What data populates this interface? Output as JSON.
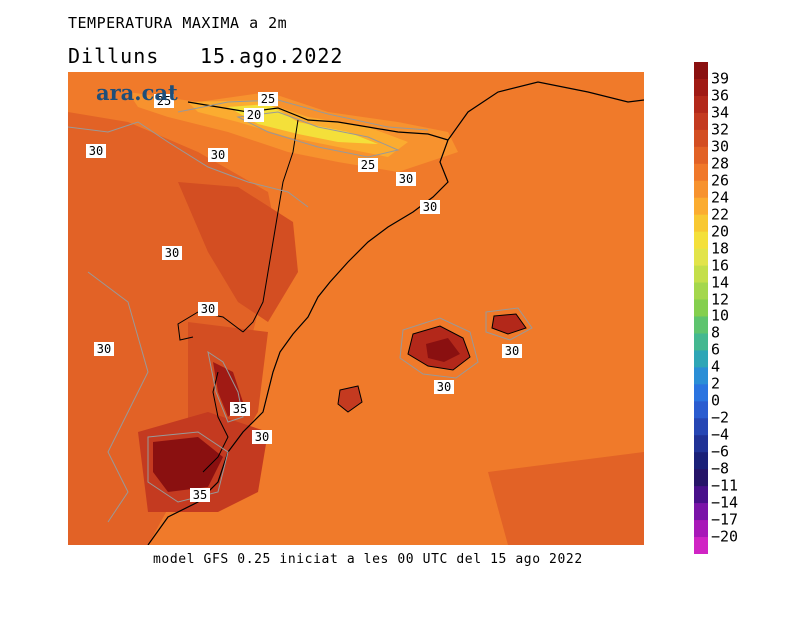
{
  "header": {
    "title": "TEMPERATURA MAXIMA a 2m",
    "day": "Dilluns",
    "date": "15.ago.2022"
  },
  "logo": {
    "text": "ara.cat"
  },
  "footer": {
    "text": "model GFS 0.25 iniciat a les 00 UTC del 15 ago 2022"
  },
  "colorbar": {
    "labels": [
      "39",
      "36",
      "34",
      "32",
      "30",
      "28",
      "26",
      "24",
      "22",
      "20",
      "18",
      "16",
      "14",
      "12",
      "10",
      "8",
      "6",
      "4",
      "2",
      "0",
      "−2",
      "−4",
      "−6",
      "−8",
      "−11",
      "−14",
      "−17",
      "−20"
    ],
    "colors": [
      "#8a1010",
      "#a01a14",
      "#b3281a",
      "#c43a20",
      "#d34e22",
      "#e26226",
      "#f0782a",
      "#f7922e",
      "#fbac30",
      "#f8c832",
      "#f4e03a",
      "#e2e44a",
      "#c4df4a",
      "#a4d74c",
      "#84cf4e",
      "#5ec46e",
      "#44b890",
      "#2ea6b6",
      "#2a8ed6",
      "#2a74e0",
      "#2a5cd0",
      "#2646b4",
      "#203296",
      "#1a2078",
      "#261468",
      "#48108a",
      "#7a14a8",
      "#a818b8",
      "#d024c4"
    ]
  },
  "map": {
    "contour_labels": [
      "25",
      "20",
      "25",
      "25",
      "30",
      "30",
      "30",
      "30",
      "30",
      "30",
      "30",
      "35",
      "30",
      "35",
      "30",
      "30"
    ]
  }
}
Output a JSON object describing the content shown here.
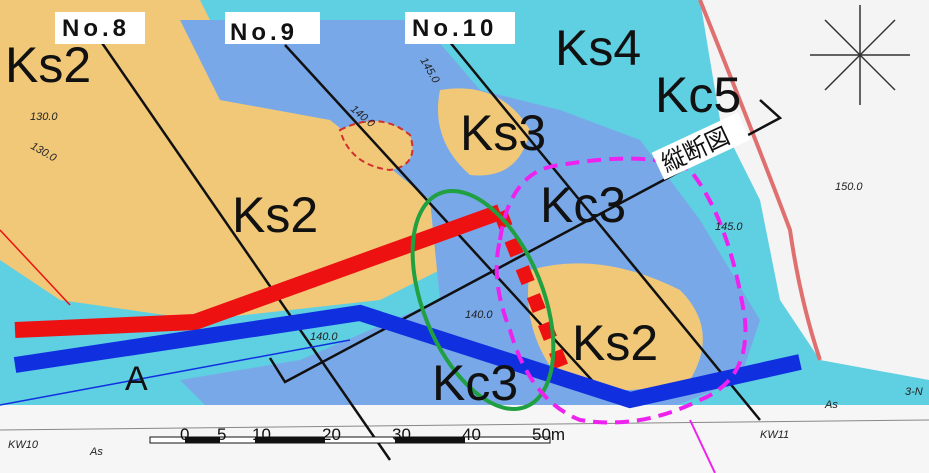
{
  "sections": [
    {
      "label": "No.8"
    },
    {
      "label": "No.9"
    },
    {
      "label": "No.10"
    }
  ],
  "units": [
    {
      "label": "Ks2"
    },
    {
      "label": "Ks4"
    },
    {
      "label": "Kc5"
    },
    {
      "label": "Ks3"
    },
    {
      "label": "Ks2"
    },
    {
      "label": "Kc3"
    },
    {
      "label": "Kc3"
    },
    {
      "label": "Ks2"
    }
  ],
  "annotations": {
    "profile": "縦断図",
    "point": "A"
  },
  "contours": [
    "130.0",
    "130.0",
    "140.0",
    "140.0",
    "145.0",
    "150.0",
    "145.0",
    "140.0"
  ],
  "markers": [
    "KW10",
    "KW11",
    "3-N",
    "As",
    "As"
  ],
  "scale": {
    "ticks": [
      "0",
      "5",
      "10",
      "20",
      "30",
      "40",
      "50m"
    ]
  }
}
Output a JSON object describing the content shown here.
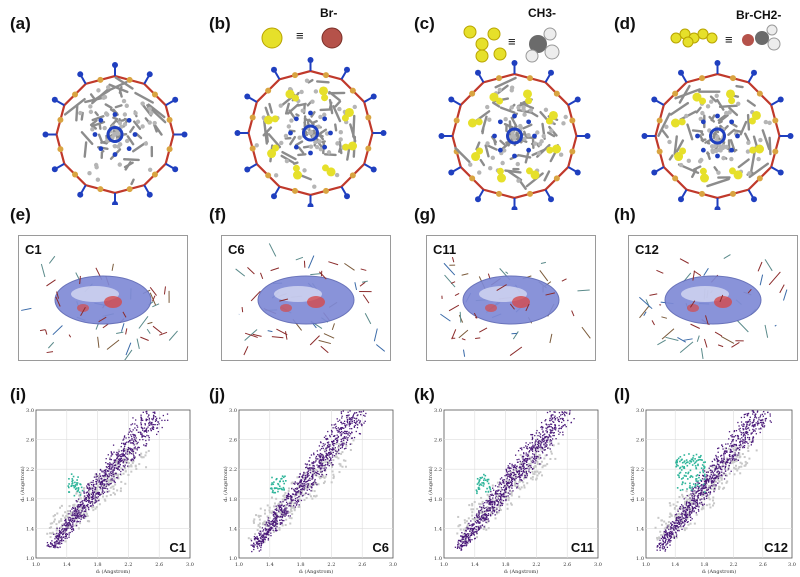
* * * *
_What to do:_ Set down the complete material exactly, but do not include the images.

_Solution:_
What data populates this interface? Output as JSON.
{
  "header": {
    "title": "TEMPERATURA MAXIMA a 2m",
    "day": "Dilluns",
    "date": "15.ago.2022"
  },
  "logo": {
    "text": "ara.cat"
  },
  "footer": {
    "text": "model GFS 0.25 iniciat a les 00 UTC del 15 ago 2022"
  },
  "colorbar": {
    "labels": [
      "39",
      "36",
      "34",
      "32",
      "30",
      "28",
      "26",
      "24",
      "22",
      "20",
      "18",
      "16",
      "14",
      "12",
      "10",
      "8",
      "6",
      "4",
      "2",
      "0",
      "−2",
      "−4",
      "−6",
      "−8",
      "−11",
      "−14",
      "−17",
      "−20"
    ],
    "colors": [
      "#8a1010",
      "#a01a14",
      "#b3281a",
      "#c43a20",
      "#d34e22",
      "#e26226",
      "#f0782a",
      "#f7922e",
      "#fbac30",
      "#f8c832",
      "#f4e03a",
      "#e2e44a",
      "#c4df4a",
      "#a4d74c",
      "#84cf4e",
      "#5ec46e",
      "#44b890",
      "#2ea6b6",
      "#2a8ed6",
      "#2a74e0",
      "#2a5cd0",
      "#2646b4",
      "#203296",
      "#1a2078",
      "#261468",
      "#48108a",
      "#7a14a8",
      "#a818b8",
      "#d024c4"
    ]
  },
  "map": {
    "contour_labels": [
      "25",
      "20",
      "25",
      "25",
      "30",
      "30",
      "30",
      "30",
      "30",
      "30",
      "30",
      "35",
      "30",
      "35",
      "30",
      "30"
    ]
  }
}
Output a JSON object describing the content shown here.
{
  "sections": [
    {
      "label": "No.8"
    },
    {
      "label": "No.9"
    },
    {
      "label": "No.10"
    }
  ],
  "units": [
    {
      "label": "Ks2"
    },
    {
      "label": "Ks4"
    },
    {
      "label": "Kc5"
    },
    {
      "label": "Ks3"
    },
    {
      "label": "Ks2"
    },
    {
      "label": "Kc3"
    },
    {
      "label": "Kc3"
    },
    {
      "label": "Ks2"
    }
  ],
  "annotations": {
    "profile": "縦断図",
    "point": "A"
  },
  "contours": [
    "130.0",
    "130.0",
    "140.0",
    "140.0",
    "145.0",
    "150.0",
    "145.0",
    "140.0"
  ],
  "markers": [
    "KW10",
    "KW11",
    "3-N",
    "As",
    "As"
  ],
  "scale": {
    "ticks": [
      "0",
      "5",
      "10",
      "20",
      "30",
      "40",
      "50m"
    ]
  }
}
Output a JSON object describing the content shown here.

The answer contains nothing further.